• [Data supplied]:

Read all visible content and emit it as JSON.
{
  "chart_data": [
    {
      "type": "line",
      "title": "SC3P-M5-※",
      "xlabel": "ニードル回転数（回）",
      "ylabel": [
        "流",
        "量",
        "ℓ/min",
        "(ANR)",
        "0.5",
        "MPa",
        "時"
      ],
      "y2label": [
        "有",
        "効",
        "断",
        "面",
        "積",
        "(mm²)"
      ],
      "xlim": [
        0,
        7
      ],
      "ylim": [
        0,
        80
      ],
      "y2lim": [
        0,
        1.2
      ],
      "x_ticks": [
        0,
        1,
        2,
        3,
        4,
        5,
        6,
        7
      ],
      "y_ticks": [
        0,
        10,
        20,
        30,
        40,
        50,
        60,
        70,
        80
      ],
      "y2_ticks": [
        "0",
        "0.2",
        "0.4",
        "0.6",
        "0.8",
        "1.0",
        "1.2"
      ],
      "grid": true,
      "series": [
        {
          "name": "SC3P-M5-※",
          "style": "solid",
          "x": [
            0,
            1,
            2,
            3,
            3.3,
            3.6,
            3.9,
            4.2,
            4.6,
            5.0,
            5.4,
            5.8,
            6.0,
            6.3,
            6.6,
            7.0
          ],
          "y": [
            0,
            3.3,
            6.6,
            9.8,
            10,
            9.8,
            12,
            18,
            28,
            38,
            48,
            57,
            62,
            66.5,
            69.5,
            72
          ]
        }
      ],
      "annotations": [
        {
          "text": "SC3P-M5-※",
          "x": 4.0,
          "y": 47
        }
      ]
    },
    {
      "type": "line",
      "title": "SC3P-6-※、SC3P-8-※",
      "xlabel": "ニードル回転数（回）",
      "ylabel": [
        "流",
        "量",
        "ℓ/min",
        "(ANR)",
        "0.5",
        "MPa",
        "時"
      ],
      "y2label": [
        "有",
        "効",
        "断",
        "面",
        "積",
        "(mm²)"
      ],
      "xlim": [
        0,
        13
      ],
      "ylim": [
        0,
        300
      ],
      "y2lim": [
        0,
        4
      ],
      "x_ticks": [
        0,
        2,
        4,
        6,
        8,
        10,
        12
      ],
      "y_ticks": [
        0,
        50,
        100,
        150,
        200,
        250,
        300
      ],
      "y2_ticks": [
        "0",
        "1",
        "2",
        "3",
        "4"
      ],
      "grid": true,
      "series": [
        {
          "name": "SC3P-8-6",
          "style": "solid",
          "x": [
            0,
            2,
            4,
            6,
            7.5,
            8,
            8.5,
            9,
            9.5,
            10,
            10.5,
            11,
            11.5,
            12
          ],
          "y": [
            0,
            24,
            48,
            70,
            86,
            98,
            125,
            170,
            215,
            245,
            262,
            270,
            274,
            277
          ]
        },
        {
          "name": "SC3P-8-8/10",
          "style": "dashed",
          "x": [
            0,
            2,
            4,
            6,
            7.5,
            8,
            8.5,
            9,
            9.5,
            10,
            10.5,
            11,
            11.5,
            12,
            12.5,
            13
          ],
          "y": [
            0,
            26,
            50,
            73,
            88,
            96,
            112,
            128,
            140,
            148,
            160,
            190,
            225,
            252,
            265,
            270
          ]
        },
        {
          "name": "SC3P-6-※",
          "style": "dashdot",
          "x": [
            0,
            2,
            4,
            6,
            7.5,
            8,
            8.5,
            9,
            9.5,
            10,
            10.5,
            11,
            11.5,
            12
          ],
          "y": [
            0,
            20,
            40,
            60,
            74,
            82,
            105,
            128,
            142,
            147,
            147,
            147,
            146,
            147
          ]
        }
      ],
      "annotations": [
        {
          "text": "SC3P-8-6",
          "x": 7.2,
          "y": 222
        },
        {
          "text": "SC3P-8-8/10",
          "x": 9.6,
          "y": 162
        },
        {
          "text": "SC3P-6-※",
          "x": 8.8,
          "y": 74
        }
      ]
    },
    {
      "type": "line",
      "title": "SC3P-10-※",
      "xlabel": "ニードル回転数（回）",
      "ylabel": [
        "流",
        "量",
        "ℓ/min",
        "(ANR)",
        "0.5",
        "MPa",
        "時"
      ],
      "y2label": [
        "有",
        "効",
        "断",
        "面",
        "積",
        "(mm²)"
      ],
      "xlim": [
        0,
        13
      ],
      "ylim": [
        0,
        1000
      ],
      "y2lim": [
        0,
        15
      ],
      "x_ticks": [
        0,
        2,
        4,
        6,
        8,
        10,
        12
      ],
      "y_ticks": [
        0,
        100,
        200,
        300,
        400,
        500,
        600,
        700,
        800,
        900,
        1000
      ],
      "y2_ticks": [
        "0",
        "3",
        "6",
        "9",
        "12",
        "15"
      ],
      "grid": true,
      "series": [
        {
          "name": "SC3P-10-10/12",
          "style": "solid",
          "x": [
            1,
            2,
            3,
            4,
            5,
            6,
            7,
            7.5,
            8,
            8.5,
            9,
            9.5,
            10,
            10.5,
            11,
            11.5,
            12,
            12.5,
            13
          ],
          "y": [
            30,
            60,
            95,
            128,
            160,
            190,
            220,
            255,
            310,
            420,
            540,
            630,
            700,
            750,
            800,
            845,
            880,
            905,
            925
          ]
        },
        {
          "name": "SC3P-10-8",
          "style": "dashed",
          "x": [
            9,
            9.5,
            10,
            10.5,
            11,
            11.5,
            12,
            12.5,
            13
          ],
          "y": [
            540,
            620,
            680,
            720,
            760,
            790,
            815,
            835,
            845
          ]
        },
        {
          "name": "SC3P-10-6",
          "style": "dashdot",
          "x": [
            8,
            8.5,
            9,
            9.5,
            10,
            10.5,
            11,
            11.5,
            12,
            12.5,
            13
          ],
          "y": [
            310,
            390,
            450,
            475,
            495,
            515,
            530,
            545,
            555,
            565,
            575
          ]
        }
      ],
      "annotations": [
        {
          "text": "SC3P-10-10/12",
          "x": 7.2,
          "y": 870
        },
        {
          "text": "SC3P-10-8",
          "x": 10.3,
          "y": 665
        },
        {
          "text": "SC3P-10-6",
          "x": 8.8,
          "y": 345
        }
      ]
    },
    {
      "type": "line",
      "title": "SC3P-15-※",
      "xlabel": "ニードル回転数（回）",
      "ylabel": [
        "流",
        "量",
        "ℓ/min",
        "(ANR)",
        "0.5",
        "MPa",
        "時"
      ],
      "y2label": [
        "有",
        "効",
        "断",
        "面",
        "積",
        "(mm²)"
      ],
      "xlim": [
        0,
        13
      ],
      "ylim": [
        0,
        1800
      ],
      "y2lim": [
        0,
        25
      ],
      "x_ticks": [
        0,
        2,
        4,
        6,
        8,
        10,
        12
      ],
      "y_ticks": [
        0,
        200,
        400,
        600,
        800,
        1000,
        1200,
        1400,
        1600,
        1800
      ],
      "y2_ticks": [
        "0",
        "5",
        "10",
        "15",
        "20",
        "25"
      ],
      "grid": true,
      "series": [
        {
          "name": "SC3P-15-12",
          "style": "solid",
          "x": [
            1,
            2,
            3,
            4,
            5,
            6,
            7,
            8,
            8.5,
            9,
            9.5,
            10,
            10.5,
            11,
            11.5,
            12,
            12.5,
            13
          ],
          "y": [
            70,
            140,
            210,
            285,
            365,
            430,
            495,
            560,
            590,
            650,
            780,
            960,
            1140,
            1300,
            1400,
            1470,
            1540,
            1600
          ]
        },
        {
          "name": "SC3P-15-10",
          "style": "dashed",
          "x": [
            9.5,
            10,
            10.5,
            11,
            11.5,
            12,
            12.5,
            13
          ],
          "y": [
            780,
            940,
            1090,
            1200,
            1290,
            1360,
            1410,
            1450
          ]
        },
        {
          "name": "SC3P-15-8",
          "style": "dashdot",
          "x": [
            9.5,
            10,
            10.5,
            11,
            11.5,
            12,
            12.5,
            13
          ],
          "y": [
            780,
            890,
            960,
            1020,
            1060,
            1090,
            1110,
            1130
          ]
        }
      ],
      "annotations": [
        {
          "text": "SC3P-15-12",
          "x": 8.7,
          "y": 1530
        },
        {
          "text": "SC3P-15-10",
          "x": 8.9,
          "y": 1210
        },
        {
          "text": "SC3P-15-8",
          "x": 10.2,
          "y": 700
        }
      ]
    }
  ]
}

• [Challenge]:
Select the lines from the entries that include the word "name".

• [Reply]:
          "name": "SC3P-M5-※",
          "name": "SC3P-8-6",
          "name": "SC3P-8-8/10",
          "name": "SC3P-6-※",
          "name": "SC3P-10-10/12",
          "name": "SC3P-10-8",
          "name": "SC3P-10-6",
          "name": "SC3P-15-12",
          "name": "SC3P-15-10",
          "name": "SC3P-15-8",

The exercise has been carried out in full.